YOUR GOAL: Look through the data below. Show each line where the string "screenshot" occurs.

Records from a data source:

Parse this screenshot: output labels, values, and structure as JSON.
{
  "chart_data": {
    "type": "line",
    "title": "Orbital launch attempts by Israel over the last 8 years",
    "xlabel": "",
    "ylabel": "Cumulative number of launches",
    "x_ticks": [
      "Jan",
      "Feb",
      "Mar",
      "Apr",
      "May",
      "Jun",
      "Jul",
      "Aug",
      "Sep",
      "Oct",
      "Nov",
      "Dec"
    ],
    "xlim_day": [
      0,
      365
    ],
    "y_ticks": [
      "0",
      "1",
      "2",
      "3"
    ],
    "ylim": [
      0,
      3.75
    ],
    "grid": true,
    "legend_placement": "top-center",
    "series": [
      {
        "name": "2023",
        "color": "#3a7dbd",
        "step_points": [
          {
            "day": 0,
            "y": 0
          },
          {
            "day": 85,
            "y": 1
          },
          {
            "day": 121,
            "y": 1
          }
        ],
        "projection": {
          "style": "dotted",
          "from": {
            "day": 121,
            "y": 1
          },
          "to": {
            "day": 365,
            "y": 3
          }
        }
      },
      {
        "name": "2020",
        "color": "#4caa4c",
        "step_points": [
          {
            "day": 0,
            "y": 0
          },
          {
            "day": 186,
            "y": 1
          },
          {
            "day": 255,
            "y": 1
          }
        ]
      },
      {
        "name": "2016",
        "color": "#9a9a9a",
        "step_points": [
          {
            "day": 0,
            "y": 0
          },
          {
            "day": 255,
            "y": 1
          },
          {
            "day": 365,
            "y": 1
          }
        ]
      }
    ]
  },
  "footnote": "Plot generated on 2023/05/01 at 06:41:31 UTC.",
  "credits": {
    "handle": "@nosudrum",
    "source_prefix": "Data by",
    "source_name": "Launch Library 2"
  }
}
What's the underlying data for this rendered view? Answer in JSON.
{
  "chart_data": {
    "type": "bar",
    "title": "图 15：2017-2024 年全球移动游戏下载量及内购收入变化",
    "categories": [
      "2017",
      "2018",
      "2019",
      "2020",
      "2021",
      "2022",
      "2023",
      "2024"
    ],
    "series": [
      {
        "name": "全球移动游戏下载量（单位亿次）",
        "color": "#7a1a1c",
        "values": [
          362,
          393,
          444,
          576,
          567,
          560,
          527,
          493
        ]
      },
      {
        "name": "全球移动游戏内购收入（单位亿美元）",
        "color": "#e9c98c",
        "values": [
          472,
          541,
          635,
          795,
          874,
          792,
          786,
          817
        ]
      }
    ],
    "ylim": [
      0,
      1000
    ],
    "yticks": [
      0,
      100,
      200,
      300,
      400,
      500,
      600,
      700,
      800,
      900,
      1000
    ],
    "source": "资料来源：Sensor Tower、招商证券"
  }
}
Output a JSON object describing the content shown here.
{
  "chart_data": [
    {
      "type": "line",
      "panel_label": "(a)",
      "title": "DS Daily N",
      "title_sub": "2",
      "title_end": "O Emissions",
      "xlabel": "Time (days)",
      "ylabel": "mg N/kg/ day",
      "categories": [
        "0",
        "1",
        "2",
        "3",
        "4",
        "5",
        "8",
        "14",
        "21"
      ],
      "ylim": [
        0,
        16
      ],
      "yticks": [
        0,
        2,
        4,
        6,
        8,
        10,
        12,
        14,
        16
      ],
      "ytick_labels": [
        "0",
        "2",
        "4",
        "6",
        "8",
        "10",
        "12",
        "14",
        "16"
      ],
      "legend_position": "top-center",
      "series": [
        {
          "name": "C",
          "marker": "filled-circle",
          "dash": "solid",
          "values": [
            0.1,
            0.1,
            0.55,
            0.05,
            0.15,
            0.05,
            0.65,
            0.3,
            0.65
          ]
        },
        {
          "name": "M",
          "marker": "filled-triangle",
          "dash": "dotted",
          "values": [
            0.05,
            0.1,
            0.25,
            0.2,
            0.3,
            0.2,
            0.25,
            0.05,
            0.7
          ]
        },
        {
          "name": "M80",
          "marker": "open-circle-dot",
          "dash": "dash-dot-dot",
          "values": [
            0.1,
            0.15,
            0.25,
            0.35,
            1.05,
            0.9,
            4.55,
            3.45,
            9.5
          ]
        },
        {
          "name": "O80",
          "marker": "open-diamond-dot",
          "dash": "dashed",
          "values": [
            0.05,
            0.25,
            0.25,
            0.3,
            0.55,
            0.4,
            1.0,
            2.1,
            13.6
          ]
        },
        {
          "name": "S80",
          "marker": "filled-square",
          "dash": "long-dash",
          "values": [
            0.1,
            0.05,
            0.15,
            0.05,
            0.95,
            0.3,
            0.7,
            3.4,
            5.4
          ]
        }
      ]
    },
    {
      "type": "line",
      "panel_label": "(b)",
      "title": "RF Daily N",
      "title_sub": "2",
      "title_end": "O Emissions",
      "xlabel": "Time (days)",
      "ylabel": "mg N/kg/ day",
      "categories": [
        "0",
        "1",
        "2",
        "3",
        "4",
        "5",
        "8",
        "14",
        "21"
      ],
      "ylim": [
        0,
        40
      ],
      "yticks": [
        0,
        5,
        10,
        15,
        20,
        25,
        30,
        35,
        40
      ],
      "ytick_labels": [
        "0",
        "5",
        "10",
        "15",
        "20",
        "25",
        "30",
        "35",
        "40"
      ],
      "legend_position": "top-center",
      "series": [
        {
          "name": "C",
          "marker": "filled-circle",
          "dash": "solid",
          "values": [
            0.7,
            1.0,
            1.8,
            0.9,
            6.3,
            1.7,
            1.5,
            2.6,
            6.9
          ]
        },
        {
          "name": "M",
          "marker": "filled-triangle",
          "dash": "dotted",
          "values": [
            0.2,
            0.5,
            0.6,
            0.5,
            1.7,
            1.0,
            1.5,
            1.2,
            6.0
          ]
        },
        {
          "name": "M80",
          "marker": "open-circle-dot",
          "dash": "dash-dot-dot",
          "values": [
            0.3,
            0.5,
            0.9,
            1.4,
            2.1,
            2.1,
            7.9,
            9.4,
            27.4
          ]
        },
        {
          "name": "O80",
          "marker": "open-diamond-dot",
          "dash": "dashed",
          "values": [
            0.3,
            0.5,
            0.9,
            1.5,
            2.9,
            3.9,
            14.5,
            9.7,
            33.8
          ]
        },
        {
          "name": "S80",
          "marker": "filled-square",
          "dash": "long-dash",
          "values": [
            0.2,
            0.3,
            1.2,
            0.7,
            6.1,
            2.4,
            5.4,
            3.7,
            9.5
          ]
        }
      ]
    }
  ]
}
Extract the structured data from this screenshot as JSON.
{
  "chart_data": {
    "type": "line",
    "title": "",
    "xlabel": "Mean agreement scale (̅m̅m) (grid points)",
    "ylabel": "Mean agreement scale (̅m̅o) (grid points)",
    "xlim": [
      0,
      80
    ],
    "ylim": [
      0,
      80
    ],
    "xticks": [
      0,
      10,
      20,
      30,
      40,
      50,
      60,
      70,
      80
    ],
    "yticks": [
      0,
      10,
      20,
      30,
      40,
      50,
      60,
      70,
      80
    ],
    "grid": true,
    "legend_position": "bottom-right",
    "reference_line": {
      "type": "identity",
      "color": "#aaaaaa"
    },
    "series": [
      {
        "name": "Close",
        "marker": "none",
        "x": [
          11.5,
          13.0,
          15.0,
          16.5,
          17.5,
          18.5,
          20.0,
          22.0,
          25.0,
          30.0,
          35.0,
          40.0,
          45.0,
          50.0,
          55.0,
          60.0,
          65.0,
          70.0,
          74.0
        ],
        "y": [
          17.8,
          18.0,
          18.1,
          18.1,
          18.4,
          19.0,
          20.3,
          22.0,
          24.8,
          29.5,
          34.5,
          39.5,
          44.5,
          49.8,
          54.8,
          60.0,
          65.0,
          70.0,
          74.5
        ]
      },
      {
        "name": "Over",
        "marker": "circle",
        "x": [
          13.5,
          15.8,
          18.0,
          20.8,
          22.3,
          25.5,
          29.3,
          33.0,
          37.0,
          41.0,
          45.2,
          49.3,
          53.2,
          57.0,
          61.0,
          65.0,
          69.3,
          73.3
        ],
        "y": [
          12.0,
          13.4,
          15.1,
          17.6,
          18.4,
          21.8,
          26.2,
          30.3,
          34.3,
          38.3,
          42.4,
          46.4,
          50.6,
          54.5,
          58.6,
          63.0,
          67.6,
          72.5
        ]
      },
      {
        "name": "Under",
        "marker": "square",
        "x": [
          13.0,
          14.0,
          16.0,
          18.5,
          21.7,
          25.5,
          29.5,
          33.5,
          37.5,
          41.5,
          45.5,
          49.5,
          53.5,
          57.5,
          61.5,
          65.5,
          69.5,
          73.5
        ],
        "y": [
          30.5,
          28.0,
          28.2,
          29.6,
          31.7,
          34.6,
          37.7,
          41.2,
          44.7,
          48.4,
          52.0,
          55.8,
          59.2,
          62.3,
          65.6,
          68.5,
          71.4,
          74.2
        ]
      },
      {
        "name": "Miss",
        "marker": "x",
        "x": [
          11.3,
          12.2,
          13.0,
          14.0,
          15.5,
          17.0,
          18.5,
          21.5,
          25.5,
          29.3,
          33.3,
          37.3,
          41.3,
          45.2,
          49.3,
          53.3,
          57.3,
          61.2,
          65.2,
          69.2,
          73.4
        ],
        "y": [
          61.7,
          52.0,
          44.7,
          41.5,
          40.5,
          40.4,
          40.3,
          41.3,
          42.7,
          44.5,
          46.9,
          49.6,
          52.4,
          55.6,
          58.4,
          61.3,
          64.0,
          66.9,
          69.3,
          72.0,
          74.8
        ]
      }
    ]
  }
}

FINISHED ANSWER:
Parse this screenshot: output labels, values, and structure as JSON.
Extract the structured data from this screenshot as JSON.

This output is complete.